*TASK INSTRUCTIONS*: Below is a listing; reproduce each line of it exactly.

++++

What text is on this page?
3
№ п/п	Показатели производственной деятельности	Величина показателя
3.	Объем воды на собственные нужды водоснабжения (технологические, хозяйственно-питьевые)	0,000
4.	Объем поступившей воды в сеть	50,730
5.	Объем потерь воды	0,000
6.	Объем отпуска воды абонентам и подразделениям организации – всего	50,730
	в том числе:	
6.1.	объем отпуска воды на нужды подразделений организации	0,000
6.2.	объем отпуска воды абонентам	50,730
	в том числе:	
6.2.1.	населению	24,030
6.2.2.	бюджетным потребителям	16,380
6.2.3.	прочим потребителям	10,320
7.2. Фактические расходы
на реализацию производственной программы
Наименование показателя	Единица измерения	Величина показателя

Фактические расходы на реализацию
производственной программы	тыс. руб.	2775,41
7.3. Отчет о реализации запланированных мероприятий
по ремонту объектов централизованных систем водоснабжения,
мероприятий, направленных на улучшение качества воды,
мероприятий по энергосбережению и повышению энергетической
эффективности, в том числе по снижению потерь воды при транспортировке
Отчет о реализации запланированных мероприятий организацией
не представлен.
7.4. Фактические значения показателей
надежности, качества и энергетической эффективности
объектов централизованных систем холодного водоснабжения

++++

*COMPLETE RESPONSE*:
What text is on this page?
3
№ п/п	Показатели производственной деятельности	Величина показателя
3.	Объем воды на собственные нужды водоснабжения (технологические, хозяйственно-питьевые)	0,000
4.	Объем поступившей воды в сеть	50,730
5.	Объем потерь воды	0,000
6.	Объем отпуска воды абонентам и подразделениям организации – всего	50,730
	в том числе:	
6.1.	объем отпуска воды на нужды подразделений организации	0,000
6.2.	объем отпуска воды абонентам	50,730
	в том числе:	
6.2.1.	населению	24,030
6.2.2.	бюджетным потребителям	16,380
6.2.3.	прочим потребителям	10,320
7.2. Фактические расходы
на реализацию производственной программы
Наименование показателя	Единица измерения	Величина показателя

Фактические расходы на реализацию
производственной программы	тыс. руб.	2775,41
7.3. Отчет о реализации запланированных мероприятий
по ремонту объектов централизованных систем водоснабжения,
мероприятий, направленных на улучшение качества воды,
мероприятий по энергосбережению и повышению энергетической
эффективности, в том числе по снижению потерь воды при транспортировке
Отчет о реализации запланированных мероприятий организацией
не представлен.
7.4. Фактические значения показателей
надежности, качества и энергетической эффективности
объектов централизованных систем холодного водоснабжения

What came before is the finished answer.